» **Problem to work on**
Find the line containing "Read this page and output its text content." in the entries; transcribe it and all remaining lines through the end, exactly as they appear, but not the pictures.

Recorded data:

--*--

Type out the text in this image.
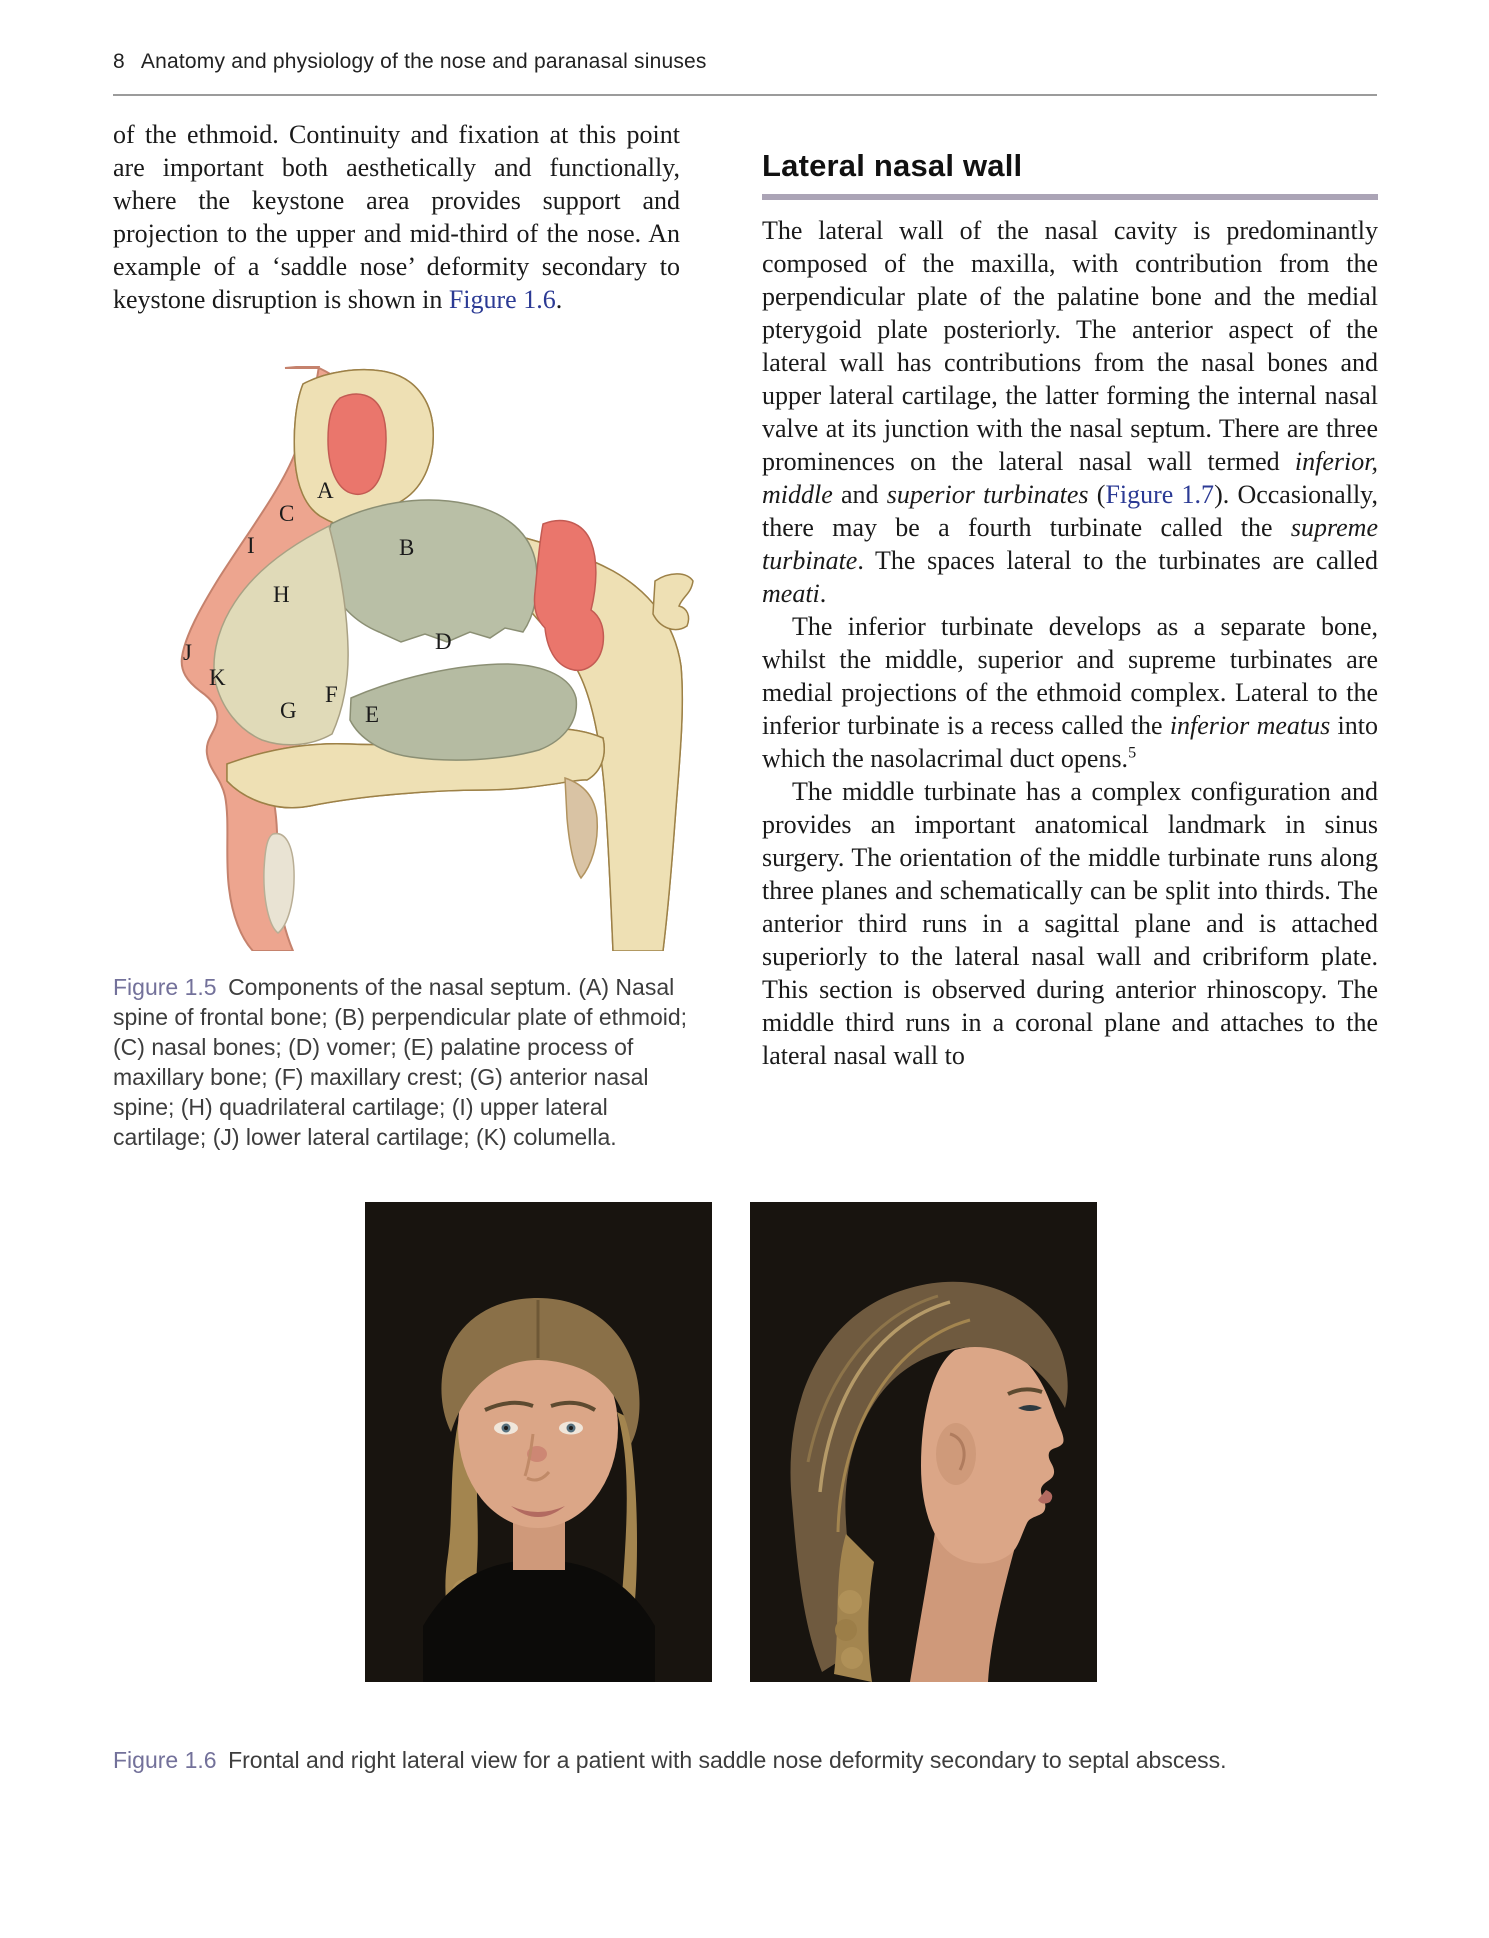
8 Anatomy and physiology of the nose and paranasal sinuses

of the ethmoid. Continuity and fixation at this point are important both aesthetically and functionally, where the keystone area provides support and projection to the upper and mid-third of the nose. An example of a ‘saddle nose’ deformity secondary to keystone disruption is shown in Figure 1.6.

A
B
C
D
E
F
G
H
I
J
K
Figure 1.5 Components of the nasal septum. (A) Nasal spine of frontal bone; (B) perpendicular plate of ethmoid; (C) nasal bones; (D) vomer; (E) palatine process of maxillary bone; (F) maxillary crest; (G) anterior nasal spine; (H) quadrilateral cartilage; (I) upper lateral cartilage; (J) lower lateral cartilage; (K) columella.
Lateral nasal wall

The lateral wall of the nasal cavity is predominantly composed of the maxilla, with contribution from the perpendicular plate of the palatine bone and the medial pterygoid plate posteriorly. The anterior aspect of the lateral wall has contributions from the nasal bones and upper lateral cartilage, the latter forming the internal nasal valve at its junction with the nasal septum. There are three prominences on the lateral nasal wall termed inferior, middle and superior turbinates (Figure 1.7). Occasionally, there may be a fourth turbinate called the supreme turbinate. The spaces lateral to the turbinates are called meati.

The inferior turbinate develops as a separate bone, whilst the middle, superior and supreme turbinates are medial projections of the ethmoid complex. Lateral to the inferior turbinate is a recess called the inferior meatus into which the nasolacrimal duct opens.$^5$

The middle turbinate has a complex configuration and provides an important anatomical landmark in sinus surgery. The orientation of the middle turbinate runs along three planes and schematically can be split into thirds. The anterior third runs in a sagittal plane and is attached superiorly to the lateral nasal wall and cribriform plate. This section is observed during anterior rhinoscopy. The middle third runs in a coronal plane and attaches to the lateral nasal wall to

Figure 1.6 Frontal and right lateral view for a patient with saddle nose deformity secondary to septal abscess.
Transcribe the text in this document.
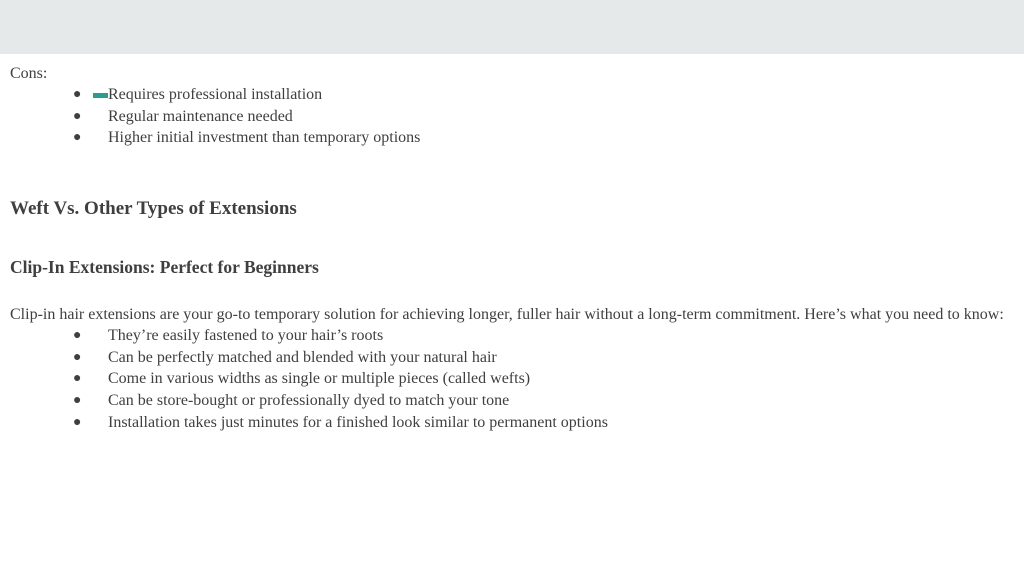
Cons:

● Requires professional installation
● Regular maintenance needed
● Higher initial investment than temporary options
Weft Vs. Other Types of Extensions
Clip-In Extensions: Perfect for Beginners

Clip-in hair extensions are your go-to temporary solution for achieving longer, fuller hair without a long-term commitment. Here’s what you need to know:

● They’re easily fastened to your hair’s roots
● Can be perfectly matched and blended with your natural hair
● Come in various widths as single or multiple pieces (called wefts)
● Can be store-bought or professionally dyed to match your tone
● Installation takes just minutes for a finished look similar to permanent options
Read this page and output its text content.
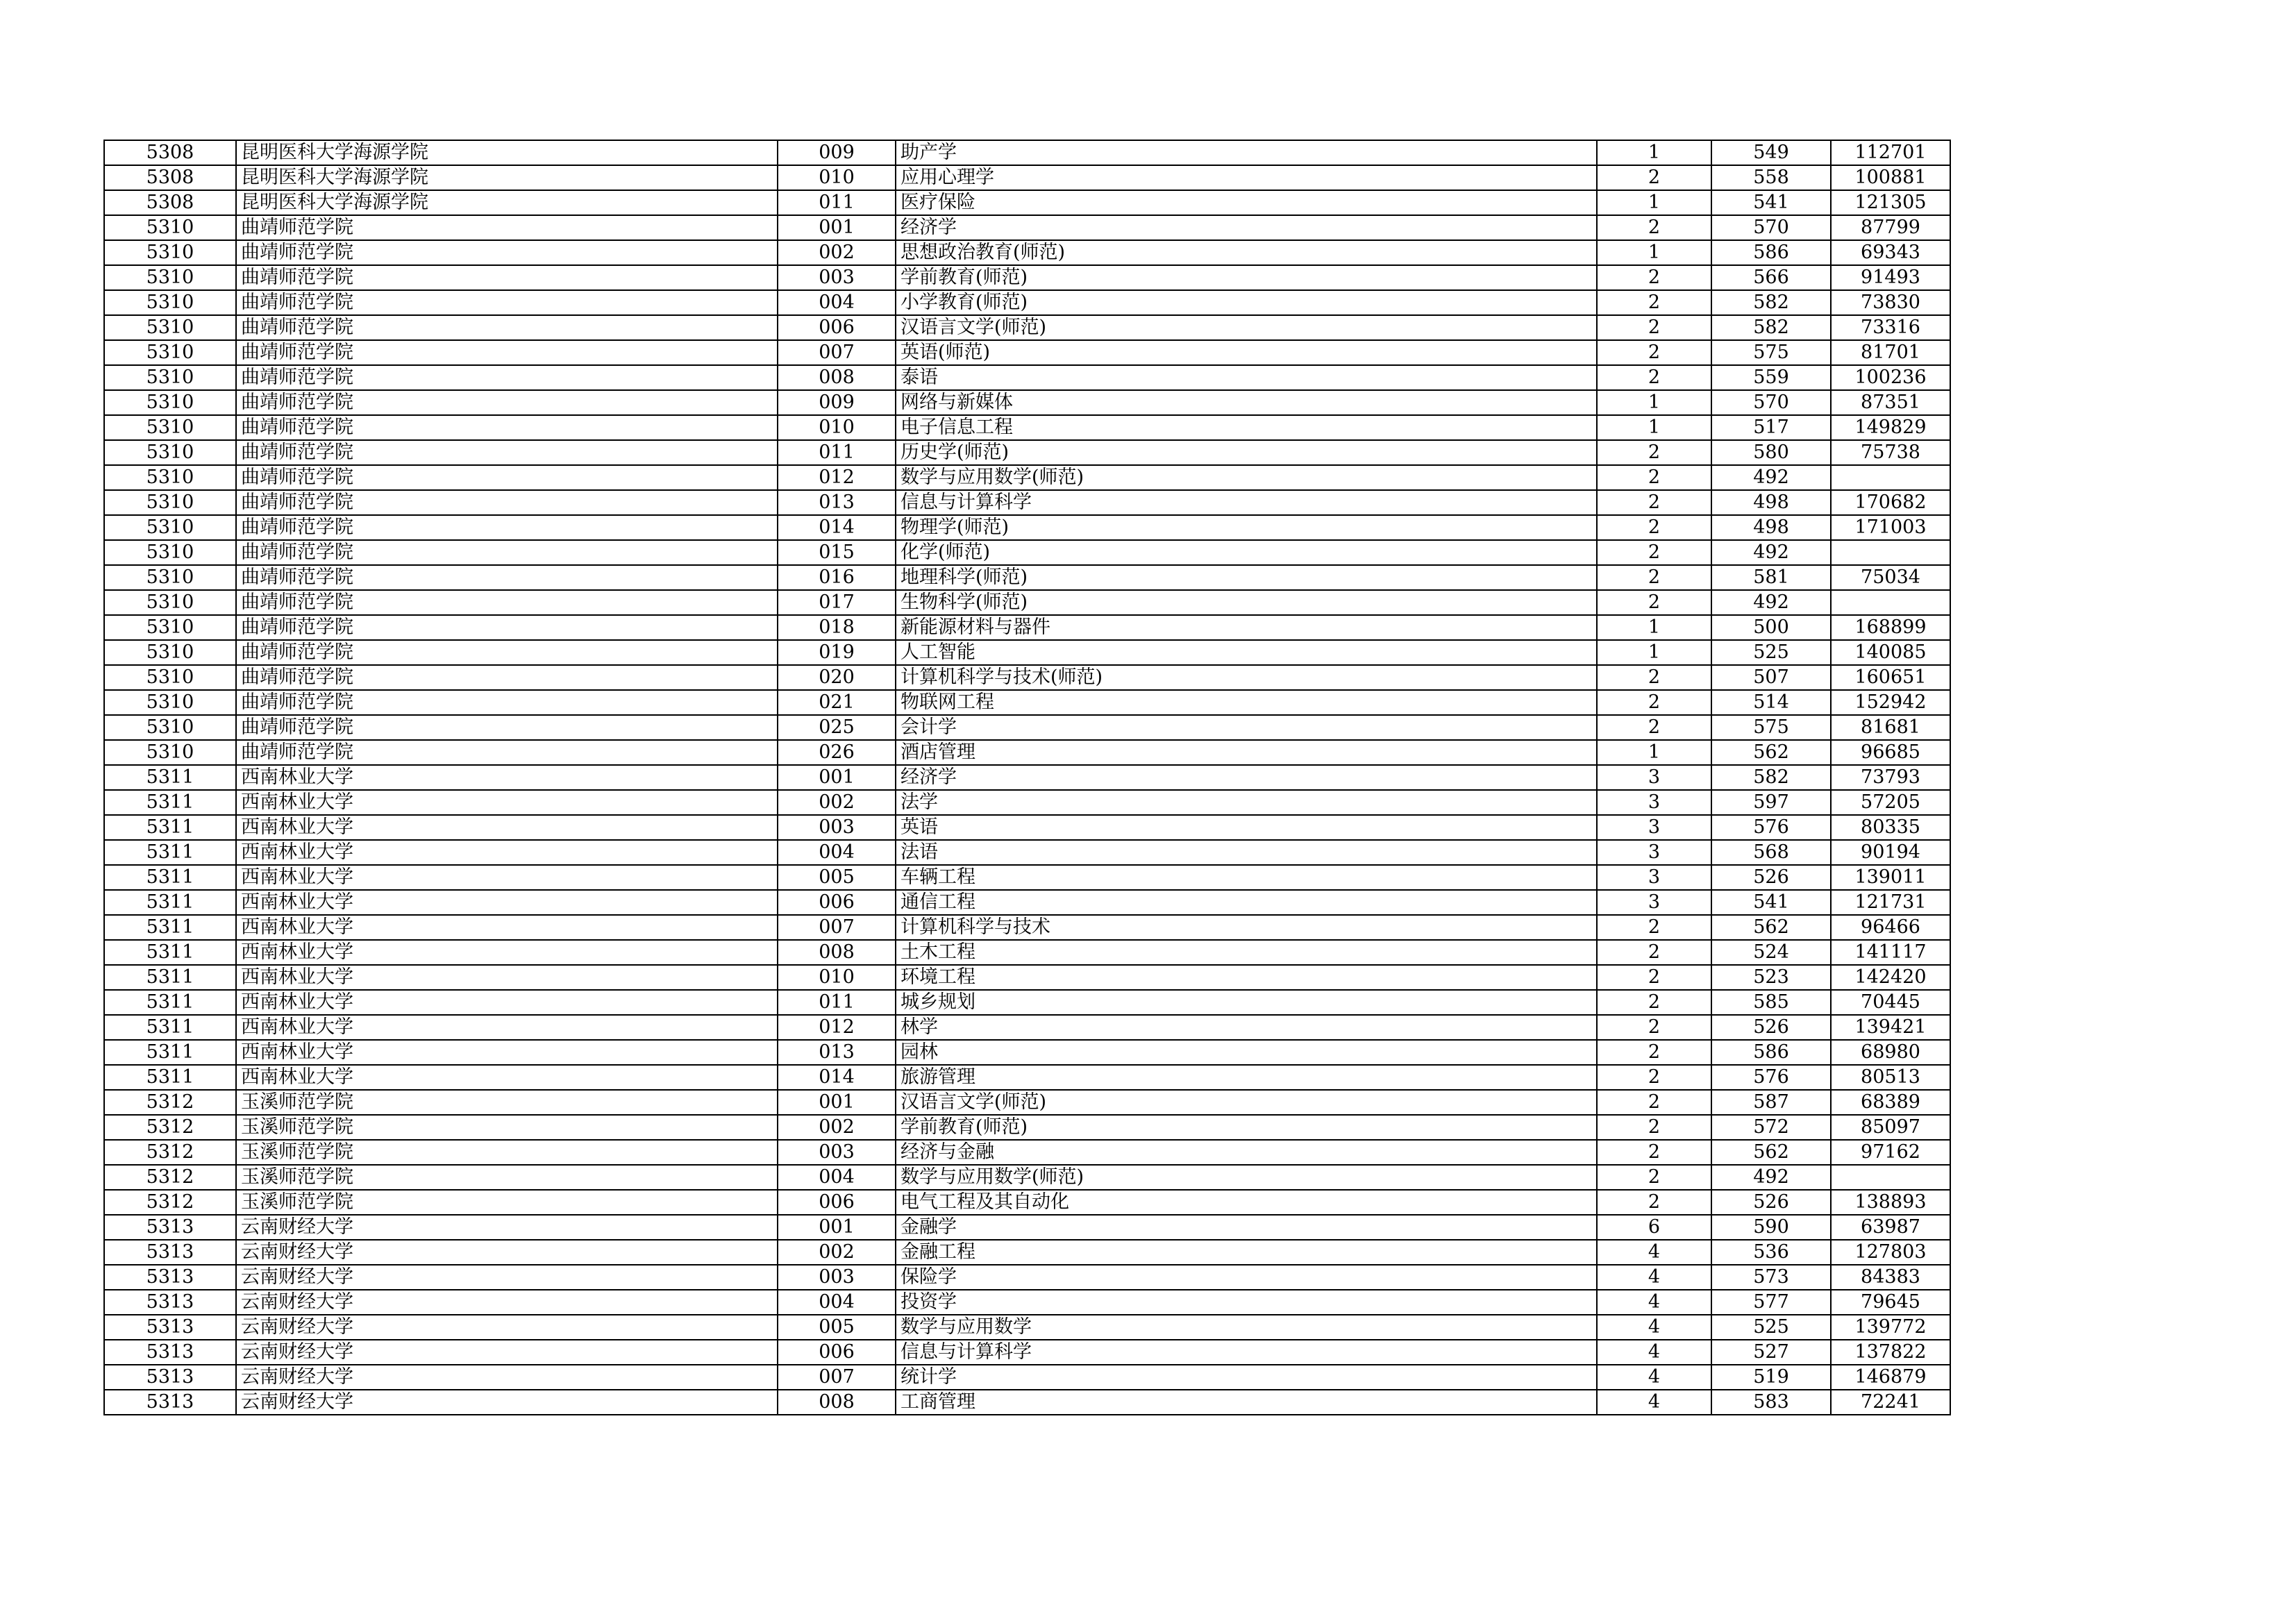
5308	昆明医科大学海源学院	009	助产学	1	549	112701
5308	昆明医科大学海源学院	010	应用心理学	2	558	100881
5308	昆明医科大学海源学院	011	医疗保险	1	541	121305
5310	曲靖师范学院	001	经济学	2	570	87799
5310	曲靖师范学院	002	思想政治教育(师范)	1	586	69343
5310	曲靖师范学院	003	学前教育(师范)	2	566	91493
5310	曲靖师范学院	004	小学教育(师范)	2	582	73830
5310	曲靖师范学院	006	汉语言文学(师范)	2	582	73316
5310	曲靖师范学院	007	英语(师范)	2	575	81701
5310	曲靖师范学院	008	泰语	2	559	100236
5310	曲靖师范学院	009	网络与新媒体	1	570	87351
5310	曲靖师范学院	010	电子信息工程	1	517	149829
5310	曲靖师范学院	011	历史学(师范)	2	580	75738
5310	曲靖师范学院	012	数学与应用数学(师范)	2	492	
5310	曲靖师范学院	013	信息与计算科学	2	498	170682
5310	曲靖师范学院	014	物理学(师范)	2	498	171003
5310	曲靖师范学院	015	化学(师范)	2	492	
5310	曲靖师范学院	016	地理科学(师范)	2	581	75034
5310	曲靖师范学院	017	生物科学(师范)	2	492	
5310	曲靖师范学院	018	新能源材料与器件	1	500	168899
5310	曲靖师范学院	019	人工智能	1	525	140085
5310	曲靖师范学院	020	计算机科学与技术(师范)	2	507	160651
5310	曲靖师范学院	021	物联网工程	2	514	152942
5310	曲靖师范学院	025	会计学	2	575	81681
5310	曲靖师范学院	026	酒店管理	1	562	96685
5311	西南林业大学	001	经济学	3	582	73793
5311	西南林业大学	002	法学	3	597	57205
5311	西南林业大学	003	英语	3	576	80335
5311	西南林业大学	004	法语	3	568	90194
5311	西南林业大学	005	车辆工程	3	526	139011
5311	西南林业大学	006	通信工程	3	541	121731
5311	西南林业大学	007	计算机科学与技术	2	562	96466
5311	西南林业大学	008	土木工程	2	524	141117
5311	西南林业大学	010	环境工程	2	523	142420
5311	西南林业大学	011	城乡规划	2	585	70445
5311	西南林业大学	012	林学	2	526	139421
5311	西南林业大学	013	园林	2	586	68980
5311	西南林业大学	014	旅游管理	2	576	80513
5312	玉溪师范学院	001	汉语言文学(师范)	2	587	68389
5312	玉溪师范学院	002	学前教育(师范)	2	572	85097
5312	玉溪师范学院	003	经济与金融	2	562	97162
5312	玉溪师范学院	004	数学与应用数学(师范)	2	492	
5312	玉溪师范学院	006	电气工程及其自动化	2	526	138893
5313	云南财经大学	001	金融学	6	590	63987
5313	云南财经大学	002	金融工程	4	536	127803
5313	云南财经大学	003	保险学	4	573	84383
5313	云南财经大学	004	投资学	4	577	79645
5313	云南财经大学	005	数学与应用数学	4	525	139772
5313	云南财经大学	006	信息与计算科学	4	527	137822
5313	云南财经大学	007	统计学	4	519	146879
5313	云南财经大学	008	工商管理	4	583	72241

--*--

» **Final result**
Read this page and output its text content.
5308	昆明医科大学海源学院	009	助产学	1	549	112701
5308	昆明医科大学海源学院	010	应用心理学	2	558	100881
5308	昆明医科大学海源学院	011	医疗保险	1	541	121305
5310	曲靖师范学院	001	经济学	2	570	87799
5310	曲靖师范学院	002	思想政治教育(师范)	1	586	69343
5310	曲靖师范学院	003	学前教育(师范)	2	566	91493
5310	曲靖师范学院	004	小学教育(师范)	2	582	73830
5310	曲靖师范学院	006	汉语言文学(师范)	2	582	73316
5310	曲靖师范学院	007	英语(师范)	2	575	81701
5310	曲靖师范学院	008	泰语	2	559	100236
5310	曲靖师范学院	009	网络与新媒体	1	570	87351
5310	曲靖师范学院	010	电子信息工程	1	517	149829
5310	曲靖师范学院	011	历史学(师范)	2	580	75738
5310	曲靖师范学院	012	数学与应用数学(师范)	2	492	
5310	曲靖师范学院	013	信息与计算科学	2	498	170682
5310	曲靖师范学院	014	物理学(师范)	2	498	171003
5310	曲靖师范学院	015	化学(师范)	2	492	
5310	曲靖师范学院	016	地理科学(师范)	2	581	75034
5310	曲靖师范学院	017	生物科学(师范)	2	492	
5310	曲靖师范学院	018	新能源材料与器件	1	500	168899
5310	曲靖师范学院	019	人工智能	1	525	140085
5310	曲靖师范学院	020	计算机科学与技术(师范)	2	507	160651
5310	曲靖师范学院	021	物联网工程	2	514	152942
5310	曲靖师范学院	025	会计学	2	575	81681
5310	曲靖师范学院	026	酒店管理	1	562	96685
5311	西南林业大学	001	经济学	3	582	73793
5311	西南林业大学	002	法学	3	597	57205
5311	西南林业大学	003	英语	3	576	80335
5311	西南林业大学	004	法语	3	568	90194
5311	西南林业大学	005	车辆工程	3	526	139011
5311	西南林业大学	006	通信工程	3	541	121731
5311	西南林业大学	007	计算机科学与技术	2	562	96466
5311	西南林业大学	008	土木工程	2	524	141117
5311	西南林业大学	010	环境工程	2	523	142420
5311	西南林业大学	011	城乡规划	2	585	70445
5311	西南林业大学	012	林学	2	526	139421
5311	西南林业大学	013	园林	2	586	68980
5311	西南林业大学	014	旅游管理	2	576	80513
5312	玉溪师范学院	001	汉语言文学(师范)	2	587	68389
5312	玉溪师范学院	002	学前教育(师范)	2	572	85097
5312	玉溪师范学院	003	经济与金融	2	562	97162
5312	玉溪师范学院	004	数学与应用数学(师范)	2	492	
5312	玉溪师范学院	006	电气工程及其自动化	2	526	138893
5313	云南财经大学	001	金融学	6	590	63987
5313	云南财经大学	002	金融工程	4	536	127803
5313	云南财经大学	003	保险学	4	573	84383
5313	云南财经大学	004	投资学	4	577	79645
5313	云南财经大学	005	数学与应用数学	4	525	139772
5313	云南财经大学	006	信息与计算科学	4	527	137822
5313	云南财经大学	007	统计学	4	519	146879
5313	云南财经大学	008	工商管理	4	583	72241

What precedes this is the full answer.